Records provided >>
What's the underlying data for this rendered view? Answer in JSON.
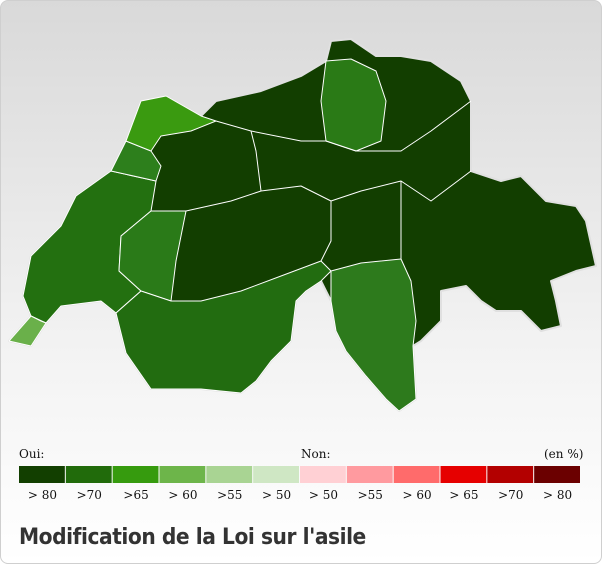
{
  "legend": {
    "oui": "Oui:",
    "non": "Non:",
    "unit": "(en %)",
    "items": [
      {
        "label": "> 80",
        "color": "#123f00"
      },
      {
        "label": ">70",
        "color": "#216b0b"
      },
      {
        "label": ">65",
        "color": "#369b0e"
      },
      {
        "label": "> 60",
        "color": "#6db54a"
      },
      {
        "label": ">55",
        "color": "#a9d493"
      },
      {
        "label": "> 50",
        "color": "#cfe7c4"
      },
      {
        "label": "> 50",
        "color": "#ffd0d4"
      },
      {
        "label": ">55",
        "color": "#ff9a9f"
      },
      {
        "label": "> 60",
        "color": "#ff6b6b"
      },
      {
        "label": "> 65",
        "color": "#e60000"
      },
      {
        "label": ">70",
        "color": "#b30000"
      },
      {
        "label": "> 80",
        "color": "#6b0000"
      }
    ]
  },
  "title": "Modification de la Loi sur l'asile"
}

Written exercise >>
Transcribe the preceding listing in its entirety and with exact wording, leaving out pictures.

Finished exercise >>
What's the underlying data for this rendered view? Answer in JSON.
{
  "legend": {
    "oui": "Oui:",
    "non": "Non:",
    "unit": "(en %)",
    "items": [
      {
        "label": "> 80",
        "color": "#123f00"
      },
      {
        "label": ">70",
        "color": "#216b0b"
      },
      {
        "label": ">65",
        "color": "#369b0e"
      },
      {
        "label": "> 60",
        "color": "#6db54a"
      },
      {
        "label": ">55",
        "color": "#a9d493"
      },
      {
        "label": "> 50",
        "color": "#cfe7c4"
      },
      {
        "label": "> 50",
        "color": "#ffd0d4"
      },
      {
        "label": ">55",
        "color": "#ff9a9f"
      },
      {
        "label": "> 60",
        "color": "#ff6b6b"
      },
      {
        "label": "> 65",
        "color": "#e60000"
      },
      {
        "label": ">70",
        "color": "#b30000"
      },
      {
        "label": "> 80",
        "color": "#6b0000"
      }
    ]
  },
  "title": "Modification de la Loi sur l'asile"
}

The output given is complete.